++++ THE INPUT ++++

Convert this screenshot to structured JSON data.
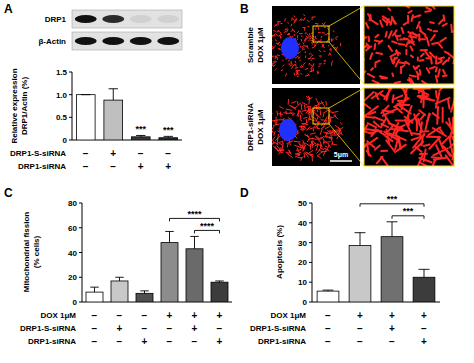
{
  "panel_labels": [
    "A",
    "B",
    "C",
    "D"
  ],
  "blot": {
    "rows": [
      "DRP1",
      "β-Actin"
    ]
  },
  "microscopy": {
    "rows": [
      "Scramble\nDOX 1μM",
      "DRP1-siRNA\nDOX 1μM"
    ],
    "scale_bar": "5μm"
  },
  "chart_data": [
    {
      "type": "bar",
      "ylabel": "Relative expression\nDRP1/Actin (%)",
      "categories": [
        null,
        null,
        null,
        null
      ],
      "values": [
        1.0,
        0.88,
        0.07,
        0.05
      ],
      "errors": [
        0,
        0.25,
        0.03,
        0.03
      ],
      "colors": [
        "#ffffff",
        "#bfbfbf",
        "#3a3a3a",
        "#2a2a2a"
      ],
      "ylim": [
        0,
        1.5
      ],
      "yticks": [
        0,
        0.5,
        {
          "value": 1,
          "label": "1.0"
        },
        1.5
      ],
      "conditions": [
        {
          "label": "DRP1-S-siRNA",
          "values": [
            "−",
            "+",
            "−",
            "−"
          ]
        },
        {
          "label": "DRP1-siRNA",
          "values": [
            "−",
            "−",
            "+",
            "+"
          ]
        }
      ],
      "annotations": [
        {
          "text": "***",
          "bars": [
            2
          ]
        },
        {
          "text": "***",
          "bars": [
            3
          ]
        }
      ]
    },
    {
      "type": "bar",
      "ylabel": "Mitochondrial fission\n(% cells)",
      "categories": [
        null,
        null,
        null,
        null,
        null,
        null
      ],
      "values": [
        8,
        17,
        7,
        48,
        43,
        16
      ],
      "errors": [
        4,
        3,
        2,
        9,
        10,
        1
      ],
      "colors": [
        "#ffffff",
        "#c8c8c8",
        "#505050",
        "#8c8c8c",
        "#6a6a6a",
        "#3c3c3c"
      ],
      "ylim": [
        0,
        80
      ],
      "yticks": [
        0,
        20,
        40,
        60,
        80
      ],
      "conditions": [
        {
          "label": "DOX 1μM",
          "values": [
            "−",
            "−",
            "−",
            "+",
            "+",
            "+"
          ]
        },
        {
          "label": "DRP1-S-siRNA",
          "values": [
            "−",
            "+",
            "−",
            "−",
            "+",
            "−"
          ]
        },
        {
          "label": "DRP1-siRNA",
          "values": [
            "−",
            "−",
            "+",
            "−",
            "−",
            "+"
          ]
        }
      ],
      "annotations": [
        {
          "text": "****",
          "bars": [
            3,
            5
          ]
        },
        {
          "text": "****",
          "bars": [
            4,
            5
          ]
        }
      ]
    },
    {
      "type": "bar",
      "ylabel": "Apoptosis (%)",
      "categories": [
        null,
        null,
        null,
        null
      ],
      "values": [
        5.5,
        28.5,
        33,
        12.5
      ],
      "errors": [
        0.5,
        6.5,
        7.5,
        4
      ],
      "colors": [
        "#ffffff",
        "#c8c8c8",
        "#707070",
        "#3c3c3c"
      ],
      "ylim": [
        0,
        50
      ],
      "yticks": [
        0,
        10,
        20,
        30,
        40,
        50
      ],
      "conditions": [
        {
          "label": "DOX 1μM",
          "values": [
            "−",
            "+",
            "+",
            "+"
          ]
        },
        {
          "label": "DRP1-S-siRNA",
          "values": [
            "−",
            "−",
            "+",
            "−"
          ]
        },
        {
          "label": "DRP1-siRNA",
          "values": [
            "−",
            "−",
            "−",
            "+"
          ]
        }
      ],
      "annotations": [
        {
          "text": "***",
          "bars": [
            1,
            3
          ]
        },
        {
          "text": "***",
          "bars": [
            2,
            3
          ]
        }
      ]
    }
  ]
}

++++

▸ BRIEF
A verbatim transcript of the material above, with images dropped, is the expected output.

▸ EXERCISE OUTPUT
Convert this screenshot to structured JSON data.
{
  "panel_labels": [
    "A",
    "B",
    "C",
    "D"
  ],
  "blot": {
    "rows": [
      "DRP1",
      "β-Actin"
    ]
  },
  "microscopy": {
    "rows": [
      "Scramble\nDOX 1μM",
      "DRP1-siRNA\nDOX 1μM"
    ],
    "scale_bar": "5μm"
  },
  "chart_data": [
    {
      "type": "bar",
      "ylabel": "Relative expression\nDRP1/Actin (%)",
      "categories": [
        null,
        null,
        null,
        null
      ],
      "values": [
        1.0,
        0.88,
        0.07,
        0.05
      ],
      "errors": [
        0,
        0.25,
        0.03,
        0.03
      ],
      "colors": [
        "#ffffff",
        "#bfbfbf",
        "#3a3a3a",
        "#2a2a2a"
      ],
      "ylim": [
        0,
        1.5
      ],
      "yticks": [
        0,
        0.5,
        {
          "value": 1,
          "label": "1.0"
        },
        1.5
      ],
      "conditions": [
        {
          "label": "DRP1-S-siRNA",
          "values": [
            "−",
            "+",
            "−",
            "−"
          ]
        },
        {
          "label": "DRP1-siRNA",
          "values": [
            "−",
            "−",
            "+",
            "+"
          ]
        }
      ],
      "annotations": [
        {
          "text": "***",
          "bars": [
            2
          ]
        },
        {
          "text": "***",
          "bars": [
            3
          ]
        }
      ]
    },
    {
      "type": "bar",
      "ylabel": "Mitochondrial fission\n(% cells)",
      "categories": [
        null,
        null,
        null,
        null,
        null,
        null
      ],
      "values": [
        8,
        17,
        7,
        48,
        43,
        16
      ],
      "errors": [
        4,
        3,
        2,
        9,
        10,
        1
      ],
      "colors": [
        "#ffffff",
        "#c8c8c8",
        "#505050",
        "#8c8c8c",
        "#6a6a6a",
        "#3c3c3c"
      ],
      "ylim": [
        0,
        80
      ],
      "yticks": [
        0,
        20,
        40,
        60,
        80
      ],
      "conditions": [
        {
          "label": "DOX 1μM",
          "values": [
            "−",
            "−",
            "−",
            "+",
            "+",
            "+"
          ]
        },
        {
          "label": "DRP1-S-siRNA",
          "values": [
            "−",
            "+",
            "−",
            "−",
            "+",
            "−"
          ]
        },
        {
          "label": "DRP1-siRNA",
          "values": [
            "−",
            "−",
            "+",
            "−",
            "−",
            "+"
          ]
        }
      ],
      "annotations": [
        {
          "text": "****",
          "bars": [
            3,
            5
          ]
        },
        {
          "text": "****",
          "bars": [
            4,
            5
          ]
        }
      ]
    },
    {
      "type": "bar",
      "ylabel": "Apoptosis (%)",
      "categories": [
        null,
        null,
        null,
        null
      ],
      "values": [
        5.5,
        28.5,
        33,
        12.5
      ],
      "errors": [
        0.5,
        6.5,
        7.5,
        4
      ],
      "colors": [
        "#ffffff",
        "#c8c8c8",
        "#707070",
        "#3c3c3c"
      ],
      "ylim": [
        0,
        50
      ],
      "yticks": [
        0,
        10,
        20,
        30,
        40,
        50
      ],
      "conditions": [
        {
          "label": "DOX 1μM",
          "values": [
            "−",
            "+",
            "+",
            "+"
          ]
        },
        {
          "label": "DRP1-S-siRNA",
          "values": [
            "−",
            "−",
            "+",
            "−"
          ]
        },
        {
          "label": "DRP1-siRNA",
          "values": [
            "−",
            "−",
            "−",
            "+"
          ]
        }
      ],
      "annotations": [
        {
          "text": "***",
          "bars": [
            1,
            3
          ]
        },
        {
          "text": "***",
          "bars": [
            2,
            3
          ]
        }
      ]
    }
  ]
}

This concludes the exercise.